▸ **Problem**: Reproduce the records below exactly as given.

Collection entries
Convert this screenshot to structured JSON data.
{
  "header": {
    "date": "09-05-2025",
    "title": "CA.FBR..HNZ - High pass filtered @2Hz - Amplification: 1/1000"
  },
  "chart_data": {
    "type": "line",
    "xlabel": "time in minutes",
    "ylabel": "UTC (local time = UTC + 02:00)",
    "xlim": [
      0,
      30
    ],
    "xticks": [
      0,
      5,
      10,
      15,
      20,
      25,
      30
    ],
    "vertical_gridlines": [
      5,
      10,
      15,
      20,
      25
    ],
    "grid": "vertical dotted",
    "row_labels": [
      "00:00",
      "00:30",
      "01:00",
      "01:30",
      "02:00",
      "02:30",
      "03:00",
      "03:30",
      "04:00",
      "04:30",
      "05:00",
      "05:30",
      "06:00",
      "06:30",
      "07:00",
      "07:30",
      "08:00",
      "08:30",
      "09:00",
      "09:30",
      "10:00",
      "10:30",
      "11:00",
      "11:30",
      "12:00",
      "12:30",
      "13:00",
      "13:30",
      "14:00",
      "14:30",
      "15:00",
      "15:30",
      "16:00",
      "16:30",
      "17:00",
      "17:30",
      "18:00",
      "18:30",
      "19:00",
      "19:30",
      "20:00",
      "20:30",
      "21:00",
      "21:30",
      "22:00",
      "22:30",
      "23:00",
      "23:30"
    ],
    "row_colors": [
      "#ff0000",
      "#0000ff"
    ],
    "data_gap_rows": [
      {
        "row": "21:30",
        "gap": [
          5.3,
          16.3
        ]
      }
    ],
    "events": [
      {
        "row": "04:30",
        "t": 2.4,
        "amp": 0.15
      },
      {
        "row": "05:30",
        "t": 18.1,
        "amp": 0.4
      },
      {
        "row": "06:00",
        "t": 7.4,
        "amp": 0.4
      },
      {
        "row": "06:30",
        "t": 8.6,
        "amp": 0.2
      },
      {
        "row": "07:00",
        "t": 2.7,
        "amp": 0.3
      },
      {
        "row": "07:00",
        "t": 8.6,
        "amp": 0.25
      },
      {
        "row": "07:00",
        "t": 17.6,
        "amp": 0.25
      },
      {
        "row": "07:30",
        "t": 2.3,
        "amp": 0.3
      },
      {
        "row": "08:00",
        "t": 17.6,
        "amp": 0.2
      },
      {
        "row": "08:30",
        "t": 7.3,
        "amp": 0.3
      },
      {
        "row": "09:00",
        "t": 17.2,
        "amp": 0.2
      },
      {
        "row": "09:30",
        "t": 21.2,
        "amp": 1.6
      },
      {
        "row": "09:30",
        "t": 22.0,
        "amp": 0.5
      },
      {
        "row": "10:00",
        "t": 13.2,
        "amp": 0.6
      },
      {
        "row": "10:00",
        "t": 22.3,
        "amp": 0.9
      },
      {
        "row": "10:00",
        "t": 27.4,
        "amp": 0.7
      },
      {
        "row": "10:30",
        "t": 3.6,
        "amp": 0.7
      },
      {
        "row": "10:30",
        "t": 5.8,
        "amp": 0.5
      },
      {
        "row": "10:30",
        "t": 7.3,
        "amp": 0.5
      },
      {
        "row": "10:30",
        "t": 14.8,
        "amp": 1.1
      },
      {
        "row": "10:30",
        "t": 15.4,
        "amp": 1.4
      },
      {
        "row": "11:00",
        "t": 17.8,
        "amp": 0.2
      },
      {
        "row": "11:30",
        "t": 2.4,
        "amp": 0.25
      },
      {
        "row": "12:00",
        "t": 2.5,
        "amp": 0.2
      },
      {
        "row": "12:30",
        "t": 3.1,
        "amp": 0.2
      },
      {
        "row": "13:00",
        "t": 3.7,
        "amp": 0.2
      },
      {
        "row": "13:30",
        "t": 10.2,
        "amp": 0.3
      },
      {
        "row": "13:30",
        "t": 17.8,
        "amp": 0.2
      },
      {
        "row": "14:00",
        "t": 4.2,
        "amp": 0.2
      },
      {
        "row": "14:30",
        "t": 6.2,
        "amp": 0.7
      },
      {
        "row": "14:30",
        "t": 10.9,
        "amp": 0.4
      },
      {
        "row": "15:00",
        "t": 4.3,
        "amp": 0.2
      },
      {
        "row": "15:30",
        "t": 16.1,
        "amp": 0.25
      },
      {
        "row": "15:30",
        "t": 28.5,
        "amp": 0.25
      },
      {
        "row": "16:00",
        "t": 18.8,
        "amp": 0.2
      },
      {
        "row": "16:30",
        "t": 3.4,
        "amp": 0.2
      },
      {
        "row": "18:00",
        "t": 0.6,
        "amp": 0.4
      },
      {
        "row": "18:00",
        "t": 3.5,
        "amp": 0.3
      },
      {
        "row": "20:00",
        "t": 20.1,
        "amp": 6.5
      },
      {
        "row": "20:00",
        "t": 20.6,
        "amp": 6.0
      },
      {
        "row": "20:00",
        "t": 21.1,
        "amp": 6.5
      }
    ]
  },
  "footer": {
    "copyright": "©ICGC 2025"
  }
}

▸ **Final answer**:
Convert this screenshot to structured JSON data.
{
  "header": {
    "date": "09-05-2025",
    "title": "CA.FBR..HNZ - High pass filtered @2Hz - Amplification: 1/1000"
  },
  "chart_data": {
    "type": "line",
    "xlabel": "time in minutes",
    "ylabel": "UTC (local time = UTC + 02:00)",
    "xlim": [
      0,
      30
    ],
    "xticks": [
      0,
      5,
      10,
      15,
      20,
      25,
      30
    ],
    "vertical_gridlines": [
      5,
      10,
      15,
      20,
      25
    ],
    "grid": "vertical dotted",
    "row_labels": [
      "00:00",
      "00:30",
      "01:00",
      "01:30",
      "02:00",
      "02:30",
      "03:00",
      "03:30",
      "04:00",
      "04:30",
      "05:00",
      "05:30",
      "06:00",
      "06:30",
      "07:00",
      "07:30",
      "08:00",
      "08:30",
      "09:00",
      "09:30",
      "10:00",
      "10:30",
      "11:00",
      "11:30",
      "12:00",
      "12:30",
      "13:00",
      "13:30",
      "14:00",
      "14:30",
      "15:00",
      "15:30",
      "16:00",
      "16:30",
      "17:00",
      "17:30",
      "18:00",
      "18:30",
      "19:00",
      "19:30",
      "20:00",
      "20:30",
      "21:00",
      "21:30",
      "22:00",
      "22:30",
      "23:00",
      "23:30"
    ],
    "row_colors": [
      "#ff0000",
      "#0000ff"
    ],
    "data_gap_rows": [
      {
        "row": "21:30",
        "gap": [
          5.3,
          16.3
        ]
      }
    ],
    "events": [
      {
        "row": "04:30",
        "t": 2.4,
        "amp": 0.15
      },
      {
        "row": "05:30",
        "t": 18.1,
        "amp": 0.4
      },
      {
        "row": "06:00",
        "t": 7.4,
        "amp": 0.4
      },
      {
        "row": "06:30",
        "t": 8.6,
        "amp": 0.2
      },
      {
        "row": "07:00",
        "t": 2.7,
        "amp": 0.3
      },
      {
        "row": "07:00",
        "t": 8.6,
        "amp": 0.25
      },
      {
        "row": "07:00",
        "t": 17.6,
        "amp": 0.25
      },
      {
        "row": "07:30",
        "t": 2.3,
        "amp": 0.3
      },
      {
        "row": "08:00",
        "t": 17.6,
        "amp": 0.2
      },
      {
        "row": "08:30",
        "t": 7.3,
        "amp": 0.3
      },
      {
        "row": "09:00",
        "t": 17.2,
        "amp": 0.2
      },
      {
        "row": "09:30",
        "t": 21.2,
        "amp": 1.6
      },
      {
        "row": "09:30",
        "t": 22.0,
        "amp": 0.5
      },
      {
        "row": "10:00",
        "t": 13.2,
        "amp": 0.6
      },
      {
        "row": "10:00",
        "t": 22.3,
        "amp": 0.9
      },
      {
        "row": "10:00",
        "t": 27.4,
        "amp": 0.7
      },
      {
        "row": "10:30",
        "t": 3.6,
        "amp": 0.7
      },
      {
        "row": "10:30",
        "t": 5.8,
        "amp": 0.5
      },
      {
        "row": "10:30",
        "t": 7.3,
        "amp": 0.5
      },
      {
        "row": "10:30",
        "t": 14.8,
        "amp": 1.1
      },
      {
        "row": "10:30",
        "t": 15.4,
        "amp": 1.4
      },
      {
        "row": "11:00",
        "t": 17.8,
        "amp": 0.2
      },
      {
        "row": "11:30",
        "t": 2.4,
        "amp": 0.25
      },
      {
        "row": "12:00",
        "t": 2.5,
        "amp": 0.2
      },
      {
        "row": "12:30",
        "t": 3.1,
        "amp": 0.2
      },
      {
        "row": "13:00",
        "t": 3.7,
        "amp": 0.2
      },
      {
        "row": "13:30",
        "t": 10.2,
        "amp": 0.3
      },
      {
        "row": "13:30",
        "t": 17.8,
        "amp": 0.2
      },
      {
        "row": "14:00",
        "t": 4.2,
        "amp": 0.2
      },
      {
        "row": "14:30",
        "t": 6.2,
        "amp": 0.7
      },
      {
        "row": "14:30",
        "t": 10.9,
        "amp": 0.4
      },
      {
        "row": "15:00",
        "t": 4.3,
        "amp": 0.2
      },
      {
        "row": "15:30",
        "t": 16.1,
        "amp": 0.25
      },
      {
        "row": "15:30",
        "t": 28.5,
        "amp": 0.25
      },
      {
        "row": "16:00",
        "t": 18.8,
        "amp": 0.2
      },
      {
        "row": "16:30",
        "t": 3.4,
        "amp": 0.2
      },
      {
        "row": "18:00",
        "t": 0.6,
        "amp": 0.4
      },
      {
        "row": "18:00",
        "t": 3.5,
        "amp": 0.3
      },
      {
        "row": "20:00",
        "t": 20.1,
        "amp": 6.5
      },
      {
        "row": "20:00",
        "t": 20.6,
        "amp": 6.0
      },
      {
        "row": "20:00",
        "t": 21.1,
        "amp": 6.5
      }
    ]
  },
  "footer": {
    "copyright": "©ICGC 2025"
  }
}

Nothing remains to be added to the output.